*DESCRIPTION OF THE TASK*:
Within the records below, find each line that holds the string "Отправить", then copy it.

(Stored data)
◇ ◇ ◇

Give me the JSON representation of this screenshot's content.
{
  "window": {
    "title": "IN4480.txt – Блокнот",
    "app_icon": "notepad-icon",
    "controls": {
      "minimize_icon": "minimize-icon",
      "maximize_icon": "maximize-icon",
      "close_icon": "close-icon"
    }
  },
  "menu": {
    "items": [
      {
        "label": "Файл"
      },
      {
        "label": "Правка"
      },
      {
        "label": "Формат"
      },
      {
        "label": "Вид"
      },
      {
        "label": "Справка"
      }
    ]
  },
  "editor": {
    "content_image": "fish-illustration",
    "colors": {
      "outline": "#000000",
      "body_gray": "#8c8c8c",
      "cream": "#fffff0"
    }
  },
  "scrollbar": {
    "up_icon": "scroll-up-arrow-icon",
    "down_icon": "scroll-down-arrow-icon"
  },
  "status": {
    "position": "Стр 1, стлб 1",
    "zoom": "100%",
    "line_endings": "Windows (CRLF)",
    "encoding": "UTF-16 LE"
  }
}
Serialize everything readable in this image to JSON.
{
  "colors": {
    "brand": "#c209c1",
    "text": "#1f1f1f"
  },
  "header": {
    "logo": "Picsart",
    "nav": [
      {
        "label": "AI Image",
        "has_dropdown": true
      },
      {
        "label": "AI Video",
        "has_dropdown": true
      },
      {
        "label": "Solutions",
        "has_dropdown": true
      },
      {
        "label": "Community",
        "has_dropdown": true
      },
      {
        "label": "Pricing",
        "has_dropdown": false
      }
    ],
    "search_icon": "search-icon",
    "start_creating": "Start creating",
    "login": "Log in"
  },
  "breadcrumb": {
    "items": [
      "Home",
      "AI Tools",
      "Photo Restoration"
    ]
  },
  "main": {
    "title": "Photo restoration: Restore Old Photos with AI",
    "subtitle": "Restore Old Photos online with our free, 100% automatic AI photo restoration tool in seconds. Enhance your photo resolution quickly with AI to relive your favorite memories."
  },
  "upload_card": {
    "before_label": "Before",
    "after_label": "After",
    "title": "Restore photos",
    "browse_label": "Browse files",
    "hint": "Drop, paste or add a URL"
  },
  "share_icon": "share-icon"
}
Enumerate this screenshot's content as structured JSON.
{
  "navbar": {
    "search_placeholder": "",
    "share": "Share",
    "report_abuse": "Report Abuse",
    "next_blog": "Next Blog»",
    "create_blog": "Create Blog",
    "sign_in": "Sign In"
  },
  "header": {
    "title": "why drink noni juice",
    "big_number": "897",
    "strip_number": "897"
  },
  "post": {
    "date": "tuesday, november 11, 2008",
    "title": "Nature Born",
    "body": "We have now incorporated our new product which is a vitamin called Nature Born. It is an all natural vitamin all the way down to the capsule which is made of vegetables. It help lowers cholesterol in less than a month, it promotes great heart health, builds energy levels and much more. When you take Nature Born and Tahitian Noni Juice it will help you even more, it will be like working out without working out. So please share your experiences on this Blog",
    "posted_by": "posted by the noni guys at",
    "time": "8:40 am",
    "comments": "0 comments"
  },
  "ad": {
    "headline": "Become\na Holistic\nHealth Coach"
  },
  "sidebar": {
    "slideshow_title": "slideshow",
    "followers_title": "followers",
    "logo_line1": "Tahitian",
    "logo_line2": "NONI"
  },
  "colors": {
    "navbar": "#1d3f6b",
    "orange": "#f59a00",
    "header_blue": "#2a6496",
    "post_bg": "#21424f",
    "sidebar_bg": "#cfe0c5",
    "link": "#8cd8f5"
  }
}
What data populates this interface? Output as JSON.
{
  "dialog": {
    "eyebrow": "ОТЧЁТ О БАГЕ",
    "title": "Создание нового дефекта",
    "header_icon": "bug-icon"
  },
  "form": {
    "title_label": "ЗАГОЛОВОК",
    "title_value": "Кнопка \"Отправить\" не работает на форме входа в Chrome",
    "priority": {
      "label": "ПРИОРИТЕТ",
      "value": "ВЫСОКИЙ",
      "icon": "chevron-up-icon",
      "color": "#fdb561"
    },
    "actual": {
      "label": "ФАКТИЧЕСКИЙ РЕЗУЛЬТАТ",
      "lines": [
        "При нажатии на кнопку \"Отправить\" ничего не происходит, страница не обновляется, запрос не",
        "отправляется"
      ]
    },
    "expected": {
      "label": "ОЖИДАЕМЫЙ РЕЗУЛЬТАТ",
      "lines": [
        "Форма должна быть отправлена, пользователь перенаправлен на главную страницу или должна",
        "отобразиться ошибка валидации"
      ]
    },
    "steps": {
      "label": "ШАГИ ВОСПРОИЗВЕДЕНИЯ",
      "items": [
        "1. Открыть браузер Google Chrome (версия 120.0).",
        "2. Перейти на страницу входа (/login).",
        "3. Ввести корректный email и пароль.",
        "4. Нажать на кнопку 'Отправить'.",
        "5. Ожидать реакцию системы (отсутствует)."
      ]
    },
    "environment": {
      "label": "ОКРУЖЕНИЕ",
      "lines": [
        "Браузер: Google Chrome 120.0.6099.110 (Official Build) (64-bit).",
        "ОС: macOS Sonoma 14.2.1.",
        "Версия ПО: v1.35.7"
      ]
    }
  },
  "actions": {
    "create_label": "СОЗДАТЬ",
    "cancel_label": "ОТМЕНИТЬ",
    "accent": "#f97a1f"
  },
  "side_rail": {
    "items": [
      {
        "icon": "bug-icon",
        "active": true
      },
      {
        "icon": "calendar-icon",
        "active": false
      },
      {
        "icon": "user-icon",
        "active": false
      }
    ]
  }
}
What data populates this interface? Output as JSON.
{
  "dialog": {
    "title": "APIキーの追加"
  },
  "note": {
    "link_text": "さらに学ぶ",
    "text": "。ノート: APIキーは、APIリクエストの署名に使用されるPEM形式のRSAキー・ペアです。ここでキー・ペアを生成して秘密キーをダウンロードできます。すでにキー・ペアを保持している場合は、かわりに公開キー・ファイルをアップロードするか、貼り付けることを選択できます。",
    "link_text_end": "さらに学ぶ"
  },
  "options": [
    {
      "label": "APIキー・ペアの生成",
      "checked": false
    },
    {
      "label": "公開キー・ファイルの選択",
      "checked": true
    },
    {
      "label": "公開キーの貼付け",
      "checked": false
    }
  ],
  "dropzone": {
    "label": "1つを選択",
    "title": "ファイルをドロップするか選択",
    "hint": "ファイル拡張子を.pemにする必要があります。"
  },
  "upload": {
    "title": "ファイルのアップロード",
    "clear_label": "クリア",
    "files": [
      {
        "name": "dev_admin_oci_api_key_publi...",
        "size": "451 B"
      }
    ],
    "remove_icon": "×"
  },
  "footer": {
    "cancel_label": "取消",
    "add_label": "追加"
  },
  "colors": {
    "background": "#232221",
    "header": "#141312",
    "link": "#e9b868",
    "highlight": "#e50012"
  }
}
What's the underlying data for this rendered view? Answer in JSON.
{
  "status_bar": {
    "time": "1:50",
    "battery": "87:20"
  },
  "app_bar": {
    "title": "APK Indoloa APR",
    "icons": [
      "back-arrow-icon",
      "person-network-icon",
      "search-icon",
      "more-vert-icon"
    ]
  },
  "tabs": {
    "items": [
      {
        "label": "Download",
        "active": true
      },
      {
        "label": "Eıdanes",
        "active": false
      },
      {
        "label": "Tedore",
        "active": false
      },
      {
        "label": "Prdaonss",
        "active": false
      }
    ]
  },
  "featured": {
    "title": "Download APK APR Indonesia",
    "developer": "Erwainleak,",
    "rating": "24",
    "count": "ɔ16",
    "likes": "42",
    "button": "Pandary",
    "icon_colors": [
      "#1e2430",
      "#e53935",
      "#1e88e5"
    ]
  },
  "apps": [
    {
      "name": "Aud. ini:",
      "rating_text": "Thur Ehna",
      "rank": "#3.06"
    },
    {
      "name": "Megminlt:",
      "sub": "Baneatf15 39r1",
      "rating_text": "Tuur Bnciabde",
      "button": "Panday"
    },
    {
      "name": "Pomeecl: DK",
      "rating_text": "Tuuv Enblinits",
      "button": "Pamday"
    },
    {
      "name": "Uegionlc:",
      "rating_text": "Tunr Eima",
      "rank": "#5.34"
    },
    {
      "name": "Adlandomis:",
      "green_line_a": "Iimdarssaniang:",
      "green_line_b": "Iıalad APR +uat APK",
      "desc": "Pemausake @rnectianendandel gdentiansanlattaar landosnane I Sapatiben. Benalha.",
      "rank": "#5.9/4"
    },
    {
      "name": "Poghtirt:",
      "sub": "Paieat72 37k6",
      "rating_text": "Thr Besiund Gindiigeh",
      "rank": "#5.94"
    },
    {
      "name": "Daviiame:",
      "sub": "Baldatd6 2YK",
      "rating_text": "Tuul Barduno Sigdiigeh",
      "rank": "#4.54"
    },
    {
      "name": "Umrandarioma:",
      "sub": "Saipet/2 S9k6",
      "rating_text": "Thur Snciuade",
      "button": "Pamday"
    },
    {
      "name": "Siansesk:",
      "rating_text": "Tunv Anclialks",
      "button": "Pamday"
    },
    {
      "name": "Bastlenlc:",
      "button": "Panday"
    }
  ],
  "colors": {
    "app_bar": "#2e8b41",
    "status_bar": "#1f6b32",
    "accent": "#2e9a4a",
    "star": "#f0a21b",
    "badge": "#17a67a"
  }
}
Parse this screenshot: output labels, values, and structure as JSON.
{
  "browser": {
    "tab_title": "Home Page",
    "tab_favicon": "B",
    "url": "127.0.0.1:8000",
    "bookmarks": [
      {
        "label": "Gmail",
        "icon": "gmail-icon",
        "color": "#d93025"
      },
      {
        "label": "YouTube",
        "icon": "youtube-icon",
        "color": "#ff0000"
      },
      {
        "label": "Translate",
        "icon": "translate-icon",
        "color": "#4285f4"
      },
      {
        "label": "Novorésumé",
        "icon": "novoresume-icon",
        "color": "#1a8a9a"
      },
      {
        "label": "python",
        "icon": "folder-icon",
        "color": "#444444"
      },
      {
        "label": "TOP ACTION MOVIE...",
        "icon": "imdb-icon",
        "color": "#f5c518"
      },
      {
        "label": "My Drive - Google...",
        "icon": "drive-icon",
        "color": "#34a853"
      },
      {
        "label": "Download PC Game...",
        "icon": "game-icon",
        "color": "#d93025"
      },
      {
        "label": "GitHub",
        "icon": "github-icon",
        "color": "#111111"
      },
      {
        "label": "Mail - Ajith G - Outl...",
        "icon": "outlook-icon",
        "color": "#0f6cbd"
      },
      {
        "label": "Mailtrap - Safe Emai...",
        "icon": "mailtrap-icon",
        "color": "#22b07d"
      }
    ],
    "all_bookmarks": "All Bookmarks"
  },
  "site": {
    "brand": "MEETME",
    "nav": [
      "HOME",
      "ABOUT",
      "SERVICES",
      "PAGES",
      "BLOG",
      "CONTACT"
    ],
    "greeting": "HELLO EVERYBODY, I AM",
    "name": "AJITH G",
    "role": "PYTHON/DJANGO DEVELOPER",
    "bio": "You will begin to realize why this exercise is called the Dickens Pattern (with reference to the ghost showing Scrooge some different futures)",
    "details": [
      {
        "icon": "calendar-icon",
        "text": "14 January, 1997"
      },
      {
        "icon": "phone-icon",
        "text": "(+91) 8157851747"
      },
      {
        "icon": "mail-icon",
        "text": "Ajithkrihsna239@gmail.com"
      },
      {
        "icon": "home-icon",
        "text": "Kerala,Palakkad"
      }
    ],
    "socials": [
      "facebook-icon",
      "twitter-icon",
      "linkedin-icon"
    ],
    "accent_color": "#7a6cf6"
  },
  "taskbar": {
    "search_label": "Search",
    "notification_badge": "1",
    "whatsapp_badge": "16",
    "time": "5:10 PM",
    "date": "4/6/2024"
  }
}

◇ ◇ ◇

*IN RESPONSE*:
    "title_value": "Кнопка \"Отправить\" не работает на форме входа в Chrome",
        "При нажатии на кнопку \"Отправить\" ничего не происходит, страница не обновляется, запрос не",
        "4. Нажать на кнопку 'Отправить'.",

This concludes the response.